* Exercise data *
___

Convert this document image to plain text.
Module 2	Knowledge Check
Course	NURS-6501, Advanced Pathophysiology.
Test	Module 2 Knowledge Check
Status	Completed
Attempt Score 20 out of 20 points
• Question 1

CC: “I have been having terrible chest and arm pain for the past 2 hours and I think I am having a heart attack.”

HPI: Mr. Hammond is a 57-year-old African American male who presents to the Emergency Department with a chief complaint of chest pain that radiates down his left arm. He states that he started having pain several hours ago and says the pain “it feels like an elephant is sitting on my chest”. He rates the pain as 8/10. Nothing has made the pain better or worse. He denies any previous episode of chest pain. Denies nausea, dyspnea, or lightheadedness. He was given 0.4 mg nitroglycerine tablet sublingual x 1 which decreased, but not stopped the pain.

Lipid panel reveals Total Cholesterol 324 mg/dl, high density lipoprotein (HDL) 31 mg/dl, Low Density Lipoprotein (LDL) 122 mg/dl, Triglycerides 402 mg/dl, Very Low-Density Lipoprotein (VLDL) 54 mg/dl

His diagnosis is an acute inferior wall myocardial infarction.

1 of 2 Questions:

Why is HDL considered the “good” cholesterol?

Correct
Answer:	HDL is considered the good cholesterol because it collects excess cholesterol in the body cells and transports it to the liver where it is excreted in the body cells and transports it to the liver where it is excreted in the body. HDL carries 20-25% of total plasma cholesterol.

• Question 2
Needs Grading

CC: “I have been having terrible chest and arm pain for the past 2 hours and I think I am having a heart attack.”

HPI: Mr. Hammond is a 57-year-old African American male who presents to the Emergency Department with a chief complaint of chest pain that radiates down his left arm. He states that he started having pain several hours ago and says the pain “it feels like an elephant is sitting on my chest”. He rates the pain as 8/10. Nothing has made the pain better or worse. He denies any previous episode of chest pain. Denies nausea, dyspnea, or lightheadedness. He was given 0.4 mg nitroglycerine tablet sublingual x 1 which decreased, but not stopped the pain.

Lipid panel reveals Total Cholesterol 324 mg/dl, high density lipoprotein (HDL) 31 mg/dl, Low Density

___

* Work order *
Report every line of the material above in which "considered" appears.

* Reply *
Why is HDL considered the “good” cholesterol?
Answer:	HDL is considered the good cholesterol because it collects excess cholesterol in the body cells and transports it to the liver where it is excreted in the body cells and transports it to the liver where it is excreted in the body. HDL carries 20-25% of total plasma cholesterol.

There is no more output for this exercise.